TASK INSTRUCTIONS:
Find the line that contains "Convert this chart to structured JSON data.". Then set down that line and all the lines after it, to the end of the records, exactly and with nothing added.

RECORDS TO USE:
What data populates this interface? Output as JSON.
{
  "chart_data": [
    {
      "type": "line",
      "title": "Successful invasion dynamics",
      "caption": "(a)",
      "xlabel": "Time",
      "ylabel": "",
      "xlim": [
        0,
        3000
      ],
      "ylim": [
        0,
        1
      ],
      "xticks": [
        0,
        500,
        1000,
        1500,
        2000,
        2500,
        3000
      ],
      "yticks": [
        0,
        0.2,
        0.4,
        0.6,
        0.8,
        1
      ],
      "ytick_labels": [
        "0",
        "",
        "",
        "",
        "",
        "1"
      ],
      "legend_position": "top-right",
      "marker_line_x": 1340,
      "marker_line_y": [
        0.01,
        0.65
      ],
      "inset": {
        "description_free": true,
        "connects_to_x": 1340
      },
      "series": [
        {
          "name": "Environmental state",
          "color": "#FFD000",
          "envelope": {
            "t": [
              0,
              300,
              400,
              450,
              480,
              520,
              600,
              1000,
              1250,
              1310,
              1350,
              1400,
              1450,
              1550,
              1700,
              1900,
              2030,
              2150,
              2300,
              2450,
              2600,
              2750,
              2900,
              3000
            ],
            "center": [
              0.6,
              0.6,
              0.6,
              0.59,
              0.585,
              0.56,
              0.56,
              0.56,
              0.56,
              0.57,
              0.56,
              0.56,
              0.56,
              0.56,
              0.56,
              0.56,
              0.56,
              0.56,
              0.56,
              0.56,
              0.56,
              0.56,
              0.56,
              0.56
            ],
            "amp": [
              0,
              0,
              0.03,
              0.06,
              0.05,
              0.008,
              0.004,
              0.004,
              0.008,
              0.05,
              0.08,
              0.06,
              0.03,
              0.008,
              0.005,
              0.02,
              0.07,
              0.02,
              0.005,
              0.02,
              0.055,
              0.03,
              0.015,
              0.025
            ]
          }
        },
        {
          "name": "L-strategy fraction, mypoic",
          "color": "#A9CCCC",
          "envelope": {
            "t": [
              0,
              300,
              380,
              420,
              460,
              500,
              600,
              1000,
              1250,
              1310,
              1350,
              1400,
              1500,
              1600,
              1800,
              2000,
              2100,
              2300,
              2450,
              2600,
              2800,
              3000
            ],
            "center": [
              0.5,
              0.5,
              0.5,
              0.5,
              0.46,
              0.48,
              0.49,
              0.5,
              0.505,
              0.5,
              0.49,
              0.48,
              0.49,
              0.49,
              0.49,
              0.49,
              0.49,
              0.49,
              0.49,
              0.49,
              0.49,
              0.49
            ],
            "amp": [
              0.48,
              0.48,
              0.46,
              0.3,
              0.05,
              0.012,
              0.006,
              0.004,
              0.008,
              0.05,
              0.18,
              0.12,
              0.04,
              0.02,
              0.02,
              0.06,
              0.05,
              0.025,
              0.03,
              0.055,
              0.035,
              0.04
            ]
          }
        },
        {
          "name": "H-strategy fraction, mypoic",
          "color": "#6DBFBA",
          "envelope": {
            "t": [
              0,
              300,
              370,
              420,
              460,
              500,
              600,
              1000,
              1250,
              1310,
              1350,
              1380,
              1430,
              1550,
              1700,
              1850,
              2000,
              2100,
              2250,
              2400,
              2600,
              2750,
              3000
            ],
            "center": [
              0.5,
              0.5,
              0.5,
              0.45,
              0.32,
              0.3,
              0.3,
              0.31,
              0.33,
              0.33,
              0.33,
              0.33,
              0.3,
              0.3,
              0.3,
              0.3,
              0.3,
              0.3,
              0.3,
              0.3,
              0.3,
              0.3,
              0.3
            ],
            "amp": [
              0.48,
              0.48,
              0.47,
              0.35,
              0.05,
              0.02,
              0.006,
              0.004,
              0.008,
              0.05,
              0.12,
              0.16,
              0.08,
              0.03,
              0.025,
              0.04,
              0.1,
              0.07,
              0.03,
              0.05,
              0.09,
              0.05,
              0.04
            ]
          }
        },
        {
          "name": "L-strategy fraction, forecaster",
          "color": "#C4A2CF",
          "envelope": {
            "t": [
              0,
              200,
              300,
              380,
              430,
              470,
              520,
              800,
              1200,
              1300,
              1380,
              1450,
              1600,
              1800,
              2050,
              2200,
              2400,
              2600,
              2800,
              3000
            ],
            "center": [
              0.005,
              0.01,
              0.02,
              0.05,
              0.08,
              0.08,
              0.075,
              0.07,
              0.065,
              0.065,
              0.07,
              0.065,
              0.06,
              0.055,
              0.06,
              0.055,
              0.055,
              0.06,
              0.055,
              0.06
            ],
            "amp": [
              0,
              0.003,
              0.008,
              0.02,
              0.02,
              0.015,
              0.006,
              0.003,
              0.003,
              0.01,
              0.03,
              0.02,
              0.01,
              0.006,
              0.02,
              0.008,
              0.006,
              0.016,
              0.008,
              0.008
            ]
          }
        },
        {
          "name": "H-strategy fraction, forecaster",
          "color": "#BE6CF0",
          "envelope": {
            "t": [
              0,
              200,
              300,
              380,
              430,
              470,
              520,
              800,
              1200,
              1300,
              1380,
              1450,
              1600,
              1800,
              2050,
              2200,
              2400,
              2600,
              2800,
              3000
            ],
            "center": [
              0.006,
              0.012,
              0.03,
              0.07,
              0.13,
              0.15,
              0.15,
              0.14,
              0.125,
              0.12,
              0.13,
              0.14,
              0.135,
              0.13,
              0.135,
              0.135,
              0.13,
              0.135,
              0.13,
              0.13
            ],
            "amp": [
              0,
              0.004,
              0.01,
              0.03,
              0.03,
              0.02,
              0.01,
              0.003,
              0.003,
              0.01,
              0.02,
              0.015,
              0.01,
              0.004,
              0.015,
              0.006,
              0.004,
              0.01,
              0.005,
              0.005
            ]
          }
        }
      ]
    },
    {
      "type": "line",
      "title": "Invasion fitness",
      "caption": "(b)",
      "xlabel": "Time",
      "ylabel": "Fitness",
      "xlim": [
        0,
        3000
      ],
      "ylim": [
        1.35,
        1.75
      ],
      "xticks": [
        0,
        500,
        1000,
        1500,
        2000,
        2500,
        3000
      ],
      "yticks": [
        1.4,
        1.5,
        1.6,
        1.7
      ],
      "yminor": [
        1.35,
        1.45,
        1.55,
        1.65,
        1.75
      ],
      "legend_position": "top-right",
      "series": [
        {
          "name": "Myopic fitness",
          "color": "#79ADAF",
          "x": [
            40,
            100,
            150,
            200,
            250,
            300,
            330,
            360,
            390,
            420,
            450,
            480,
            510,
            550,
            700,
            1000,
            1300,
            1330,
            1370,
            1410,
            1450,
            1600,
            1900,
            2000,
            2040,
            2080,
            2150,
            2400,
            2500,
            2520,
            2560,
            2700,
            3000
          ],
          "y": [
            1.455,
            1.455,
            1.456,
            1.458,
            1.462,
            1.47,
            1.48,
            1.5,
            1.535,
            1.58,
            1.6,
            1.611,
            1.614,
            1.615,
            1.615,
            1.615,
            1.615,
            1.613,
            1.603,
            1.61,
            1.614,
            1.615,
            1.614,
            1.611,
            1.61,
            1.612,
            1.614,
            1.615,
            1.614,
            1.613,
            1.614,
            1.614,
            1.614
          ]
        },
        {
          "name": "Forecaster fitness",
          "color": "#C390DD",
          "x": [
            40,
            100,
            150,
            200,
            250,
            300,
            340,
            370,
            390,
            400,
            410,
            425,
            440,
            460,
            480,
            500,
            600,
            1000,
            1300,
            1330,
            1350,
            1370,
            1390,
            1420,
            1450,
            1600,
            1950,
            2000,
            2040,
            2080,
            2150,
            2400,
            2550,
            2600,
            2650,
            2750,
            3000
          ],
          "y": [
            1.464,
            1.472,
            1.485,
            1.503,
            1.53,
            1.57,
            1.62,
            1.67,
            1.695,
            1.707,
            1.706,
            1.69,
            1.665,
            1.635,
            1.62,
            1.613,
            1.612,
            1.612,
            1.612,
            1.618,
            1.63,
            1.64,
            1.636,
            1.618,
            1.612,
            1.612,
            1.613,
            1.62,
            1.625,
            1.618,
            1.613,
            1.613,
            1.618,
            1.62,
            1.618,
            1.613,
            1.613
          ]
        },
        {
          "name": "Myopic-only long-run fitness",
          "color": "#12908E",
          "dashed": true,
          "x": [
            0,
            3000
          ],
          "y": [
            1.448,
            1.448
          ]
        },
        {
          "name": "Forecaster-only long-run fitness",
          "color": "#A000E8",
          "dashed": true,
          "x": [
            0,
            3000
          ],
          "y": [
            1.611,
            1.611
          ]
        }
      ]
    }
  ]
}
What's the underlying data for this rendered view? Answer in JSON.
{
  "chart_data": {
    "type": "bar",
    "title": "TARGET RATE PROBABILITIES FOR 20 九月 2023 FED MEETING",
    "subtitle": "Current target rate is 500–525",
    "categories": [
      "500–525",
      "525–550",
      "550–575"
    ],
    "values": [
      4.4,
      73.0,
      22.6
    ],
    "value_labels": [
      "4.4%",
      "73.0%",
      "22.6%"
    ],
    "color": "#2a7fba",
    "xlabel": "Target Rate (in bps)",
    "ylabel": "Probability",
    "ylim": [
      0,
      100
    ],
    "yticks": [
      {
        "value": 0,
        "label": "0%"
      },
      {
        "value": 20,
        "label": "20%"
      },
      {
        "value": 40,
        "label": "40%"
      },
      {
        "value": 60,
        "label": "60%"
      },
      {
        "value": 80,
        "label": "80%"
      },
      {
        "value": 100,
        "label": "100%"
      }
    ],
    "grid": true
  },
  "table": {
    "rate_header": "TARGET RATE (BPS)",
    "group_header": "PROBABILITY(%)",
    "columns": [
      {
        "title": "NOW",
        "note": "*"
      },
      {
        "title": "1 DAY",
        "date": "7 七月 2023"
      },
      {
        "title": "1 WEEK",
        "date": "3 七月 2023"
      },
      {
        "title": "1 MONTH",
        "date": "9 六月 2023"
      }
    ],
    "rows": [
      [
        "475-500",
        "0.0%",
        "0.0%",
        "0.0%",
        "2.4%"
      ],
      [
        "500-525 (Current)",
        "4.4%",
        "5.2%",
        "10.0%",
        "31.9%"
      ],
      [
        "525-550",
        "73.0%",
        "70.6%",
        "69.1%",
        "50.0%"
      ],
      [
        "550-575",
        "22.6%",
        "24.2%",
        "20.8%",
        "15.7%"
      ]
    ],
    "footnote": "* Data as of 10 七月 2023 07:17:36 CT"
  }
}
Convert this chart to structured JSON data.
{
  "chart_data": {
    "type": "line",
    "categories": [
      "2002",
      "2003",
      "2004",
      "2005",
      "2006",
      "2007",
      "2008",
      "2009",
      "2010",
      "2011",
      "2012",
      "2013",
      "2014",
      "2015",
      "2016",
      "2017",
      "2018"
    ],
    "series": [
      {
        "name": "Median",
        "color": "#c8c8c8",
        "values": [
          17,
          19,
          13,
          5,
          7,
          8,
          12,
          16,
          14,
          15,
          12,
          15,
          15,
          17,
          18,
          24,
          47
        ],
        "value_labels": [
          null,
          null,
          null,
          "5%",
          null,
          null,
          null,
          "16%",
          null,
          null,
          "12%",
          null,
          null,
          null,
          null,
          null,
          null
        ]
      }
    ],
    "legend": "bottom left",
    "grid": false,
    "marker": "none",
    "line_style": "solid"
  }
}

ANSWER TO THE EXERCISE:
Convert this chart to structured JSON data.
{
  "chart_data": {
    "type": "line",
    "categories": [
      "2002",
      "2003",
      "2004",
      "2005",
      "2006",
      "2007",
      "2008",
      "2009",
      "2010",
      "2011",
      "2012",
      "2013",
      "2014",
      "2015",
      "2016",
      "2017",
      "2018"
    ],
    "series": [
      {
        "name": "Median",
        "color": "#c8c8c8",
        "values": [
          17,
          19,
          13,
          5,
          7,
          8,
          12,
          16,
          14,
          15,
          12,
          15,
          15,
          17,
          18,
          24,
          47
        ],
        "value_labels": [
          null,
          null,
          null,
          "5%",
          null,
          null,
          null,
          "16%",
          null,
          null,
          "12%",
          null,
          null,
          null,
          null,
          null,
          null
        ]
      }
    ],
    "legend": "bottom left",
    "grid": false,
    "marker": "none",
    "line_style": "solid"
  }
}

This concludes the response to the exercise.